Princess of Wales's Stakes
- Class: Group 2
- Location: July Course Newmarket, England
- Inaugurated: 1894
- Race type: Flat / Thoroughbred
- Sponsor: Tattersalls
- Website: Newmarket

Race information
- Distance: 1m 4f (2,414 metres)
- Surface: Turf
- Track: Right-hand "L"
- Qualification: Three-years-old and up
- Weight: 8 st 8 lb (3yo); 9 st 6 lb (4yo+) Allowances 3 lb for fillies and mares Penalties 5 lb for Group 1 winners * 3 lb for Group 2 winners * * after 2019
- Purse: £115,000 (2021) 1st: £65,216

= Princess of Wales's Stakes =

Flat horse race in Britain

The Princess of Wales's Stakes is a Group 2 flat horse race in Great Britain open to Thoroughbred horses aged three years or older. It is run on the July Course at Newmarket over a distance of 1 mile and 4 furlongs (2,414 metres), and takes place each year in July.

==History==
The event is named in honour of Alexandra of Denmark, who became the Princess of Wales in 1863. It was established in 1894, and the inaugural running was won by Isinglass. In its early history, the race was one of the British season's most valuable and prestigious all-aged races. It was initially contested over a mile, and it was extended to its current distance in 1902.

**Listed records**

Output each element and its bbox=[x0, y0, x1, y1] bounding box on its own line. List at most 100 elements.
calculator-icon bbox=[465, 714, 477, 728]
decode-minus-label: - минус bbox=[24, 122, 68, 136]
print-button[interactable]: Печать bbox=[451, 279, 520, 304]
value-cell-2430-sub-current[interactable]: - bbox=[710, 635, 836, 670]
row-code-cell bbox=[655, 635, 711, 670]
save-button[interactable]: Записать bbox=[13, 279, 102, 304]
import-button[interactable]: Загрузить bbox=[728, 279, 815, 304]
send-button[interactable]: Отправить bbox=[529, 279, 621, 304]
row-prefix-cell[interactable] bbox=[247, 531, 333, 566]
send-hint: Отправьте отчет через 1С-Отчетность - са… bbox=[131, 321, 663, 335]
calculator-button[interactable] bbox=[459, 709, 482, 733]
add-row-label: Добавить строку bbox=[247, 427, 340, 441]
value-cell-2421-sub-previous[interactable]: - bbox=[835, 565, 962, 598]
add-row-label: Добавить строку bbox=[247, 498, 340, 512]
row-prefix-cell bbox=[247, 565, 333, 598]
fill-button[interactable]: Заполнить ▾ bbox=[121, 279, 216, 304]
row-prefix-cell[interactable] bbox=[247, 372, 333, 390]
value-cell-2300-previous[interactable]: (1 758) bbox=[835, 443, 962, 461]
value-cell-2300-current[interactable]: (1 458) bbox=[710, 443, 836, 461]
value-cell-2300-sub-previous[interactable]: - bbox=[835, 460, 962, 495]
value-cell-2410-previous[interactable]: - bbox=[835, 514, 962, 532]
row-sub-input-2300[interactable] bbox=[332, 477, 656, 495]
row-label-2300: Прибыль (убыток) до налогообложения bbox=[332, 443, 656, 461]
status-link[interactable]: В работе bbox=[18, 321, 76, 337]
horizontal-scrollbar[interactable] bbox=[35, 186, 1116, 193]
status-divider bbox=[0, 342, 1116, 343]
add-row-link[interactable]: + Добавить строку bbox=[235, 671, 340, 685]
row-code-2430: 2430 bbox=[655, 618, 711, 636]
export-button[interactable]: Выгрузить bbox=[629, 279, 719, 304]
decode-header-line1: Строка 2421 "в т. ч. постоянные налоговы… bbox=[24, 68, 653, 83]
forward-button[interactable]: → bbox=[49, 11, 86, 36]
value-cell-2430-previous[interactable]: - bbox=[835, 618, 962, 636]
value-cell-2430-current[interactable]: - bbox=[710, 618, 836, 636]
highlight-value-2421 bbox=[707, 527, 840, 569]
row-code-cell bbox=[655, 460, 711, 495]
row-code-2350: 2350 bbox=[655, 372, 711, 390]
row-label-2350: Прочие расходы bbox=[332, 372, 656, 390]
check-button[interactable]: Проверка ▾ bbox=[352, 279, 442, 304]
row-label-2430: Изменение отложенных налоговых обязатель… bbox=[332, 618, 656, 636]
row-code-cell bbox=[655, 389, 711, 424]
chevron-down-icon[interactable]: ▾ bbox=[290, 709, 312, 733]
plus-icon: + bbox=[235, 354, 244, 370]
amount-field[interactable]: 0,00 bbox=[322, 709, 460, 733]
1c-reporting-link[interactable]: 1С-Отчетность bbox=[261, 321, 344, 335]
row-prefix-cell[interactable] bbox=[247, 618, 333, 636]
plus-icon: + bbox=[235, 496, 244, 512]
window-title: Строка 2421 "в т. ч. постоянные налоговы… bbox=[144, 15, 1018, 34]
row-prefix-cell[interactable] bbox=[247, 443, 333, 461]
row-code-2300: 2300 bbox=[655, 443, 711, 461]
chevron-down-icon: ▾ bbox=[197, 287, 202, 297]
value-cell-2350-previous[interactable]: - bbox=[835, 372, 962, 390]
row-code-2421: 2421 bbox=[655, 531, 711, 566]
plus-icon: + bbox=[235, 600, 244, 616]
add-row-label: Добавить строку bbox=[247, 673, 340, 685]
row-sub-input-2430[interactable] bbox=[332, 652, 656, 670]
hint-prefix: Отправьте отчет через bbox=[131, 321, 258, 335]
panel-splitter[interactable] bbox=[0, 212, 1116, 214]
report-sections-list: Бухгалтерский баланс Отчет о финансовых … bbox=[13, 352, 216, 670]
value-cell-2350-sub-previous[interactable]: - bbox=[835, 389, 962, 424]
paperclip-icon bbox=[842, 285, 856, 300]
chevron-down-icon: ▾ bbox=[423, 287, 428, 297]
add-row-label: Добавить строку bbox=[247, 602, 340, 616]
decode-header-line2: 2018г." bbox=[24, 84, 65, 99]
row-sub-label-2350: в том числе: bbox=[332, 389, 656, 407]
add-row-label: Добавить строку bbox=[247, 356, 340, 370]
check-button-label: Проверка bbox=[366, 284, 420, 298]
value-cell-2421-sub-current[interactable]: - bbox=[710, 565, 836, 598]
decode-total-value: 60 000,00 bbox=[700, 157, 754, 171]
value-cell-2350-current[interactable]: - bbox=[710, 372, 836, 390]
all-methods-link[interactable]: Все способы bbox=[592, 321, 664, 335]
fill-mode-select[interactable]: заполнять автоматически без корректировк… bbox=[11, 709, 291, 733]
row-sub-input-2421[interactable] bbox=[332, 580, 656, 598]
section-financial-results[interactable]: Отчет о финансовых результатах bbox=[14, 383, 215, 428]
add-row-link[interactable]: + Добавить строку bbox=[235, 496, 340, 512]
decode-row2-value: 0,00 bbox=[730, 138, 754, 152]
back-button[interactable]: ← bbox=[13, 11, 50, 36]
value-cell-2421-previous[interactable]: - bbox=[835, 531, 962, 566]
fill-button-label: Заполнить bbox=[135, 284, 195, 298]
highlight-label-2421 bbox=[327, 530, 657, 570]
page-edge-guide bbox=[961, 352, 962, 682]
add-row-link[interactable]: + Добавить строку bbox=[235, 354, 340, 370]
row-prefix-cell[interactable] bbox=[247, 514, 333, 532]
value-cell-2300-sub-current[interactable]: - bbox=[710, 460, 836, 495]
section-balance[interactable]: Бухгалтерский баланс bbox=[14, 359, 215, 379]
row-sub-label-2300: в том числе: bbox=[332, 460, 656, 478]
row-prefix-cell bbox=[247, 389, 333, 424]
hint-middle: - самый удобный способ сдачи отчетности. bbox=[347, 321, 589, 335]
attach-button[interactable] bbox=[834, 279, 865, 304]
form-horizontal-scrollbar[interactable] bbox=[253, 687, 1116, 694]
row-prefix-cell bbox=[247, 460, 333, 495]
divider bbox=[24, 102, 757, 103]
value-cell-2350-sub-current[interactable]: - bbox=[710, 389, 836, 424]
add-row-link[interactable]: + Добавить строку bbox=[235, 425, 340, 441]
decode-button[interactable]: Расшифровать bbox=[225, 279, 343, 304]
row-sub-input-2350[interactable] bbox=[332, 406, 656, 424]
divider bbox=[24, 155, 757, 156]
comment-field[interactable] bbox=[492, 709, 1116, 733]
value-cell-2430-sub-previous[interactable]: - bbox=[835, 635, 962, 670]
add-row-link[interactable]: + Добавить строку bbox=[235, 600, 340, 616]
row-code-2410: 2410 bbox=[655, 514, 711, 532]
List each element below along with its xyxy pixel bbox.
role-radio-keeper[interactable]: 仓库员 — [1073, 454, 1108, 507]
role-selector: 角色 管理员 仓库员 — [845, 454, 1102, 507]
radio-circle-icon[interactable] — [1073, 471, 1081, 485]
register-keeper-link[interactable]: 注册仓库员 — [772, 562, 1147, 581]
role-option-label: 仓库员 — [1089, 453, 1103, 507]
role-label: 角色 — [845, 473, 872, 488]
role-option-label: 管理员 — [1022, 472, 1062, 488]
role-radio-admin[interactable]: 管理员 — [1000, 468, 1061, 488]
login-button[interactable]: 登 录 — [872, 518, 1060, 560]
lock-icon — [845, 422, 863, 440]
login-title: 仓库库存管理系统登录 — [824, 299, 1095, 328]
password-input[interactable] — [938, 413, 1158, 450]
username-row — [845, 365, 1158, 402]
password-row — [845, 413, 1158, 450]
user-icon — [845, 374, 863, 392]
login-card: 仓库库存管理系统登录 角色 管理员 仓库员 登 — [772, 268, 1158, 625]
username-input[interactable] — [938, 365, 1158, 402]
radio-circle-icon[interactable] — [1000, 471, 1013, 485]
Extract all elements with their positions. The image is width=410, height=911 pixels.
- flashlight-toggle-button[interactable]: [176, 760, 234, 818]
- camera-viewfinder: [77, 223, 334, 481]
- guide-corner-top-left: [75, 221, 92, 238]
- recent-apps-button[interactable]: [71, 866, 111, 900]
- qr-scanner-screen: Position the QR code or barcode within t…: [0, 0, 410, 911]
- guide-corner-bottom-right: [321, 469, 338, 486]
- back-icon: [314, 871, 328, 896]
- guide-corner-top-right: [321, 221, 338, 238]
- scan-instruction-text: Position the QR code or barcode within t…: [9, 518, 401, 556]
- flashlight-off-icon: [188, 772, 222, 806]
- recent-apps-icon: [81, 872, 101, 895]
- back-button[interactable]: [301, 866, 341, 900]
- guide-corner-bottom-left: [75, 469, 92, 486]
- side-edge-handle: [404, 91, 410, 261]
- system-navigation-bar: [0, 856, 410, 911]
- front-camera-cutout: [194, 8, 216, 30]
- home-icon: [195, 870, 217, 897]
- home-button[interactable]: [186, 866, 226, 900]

**Tasks**
1. According to the text about the Princess of Wales's Stakes, in what year was the race extended to its current distance?
2. Reproduce the passage of the text about the Princess of Wales's Stakes between "Flat horse race in Britain" and "distance in 1902.", inclusive, replacing "prestigious" with "renowned".
3. Carry on the text about the Princess of Wales's Stakes from its final sentence.
The items are not needed for any of these tasks.

**Per-task answers**
1. 1902

2.
Flat horse race in Britain

The Princess of Wales's Stakes is a Group 2 flat horse race in Great Britain open to Thoroughbred horses aged three years or older. It is run on the July Course at Newmarket over a distance of 1 mile and 4 furlongs (2,414 metres), and takes place each year in July.

==History==
The event is named in honour of Alexandra of Denmark, who became the Princess of Wales in 1863. It was established in 1894, and the inaugural running was won by Isinglass. In its early history, the race was one of the British season's most valuable and renowned all-aged races. It was initially contested over a mile, and it was extended to its current distance in 1902.

3.
The present system of race grading was introduced in 1971, and for a period the Princess of Wales's Stakes was classed at Group 3 level. It was promoted to Group 2 status in 1978. It is now held on the opening day of Newmarket's three-day July Festival meeting.

==Records==

Most successful horse (2 wins):
- Lance Chest – 1912, 1913
- Primera – 1959, 1960
- Lomond – 1965, 1966
- Millenary – 2002, 2003
- Big Orange – 2015, 2016

Leading jockey (8 wins):
- Lester Piggott – Zucchero (1952), Primera (1959, 1960), Apostle (1961), Lord Helpus (1977), Pollerton (1978), Light Cavalry (1981), Head for Heights (1984)

Leading trainer (9 wins):
- Sir Michael Stoute – Shardari (1986), Rock Hopper (1991), Saddlers' Hall (1992), Little Rock (2000), Gamut (2005), Papal Bull (2007), Doctor Fremantle (2009), Crystal Capella (2011), Fiorente (2012)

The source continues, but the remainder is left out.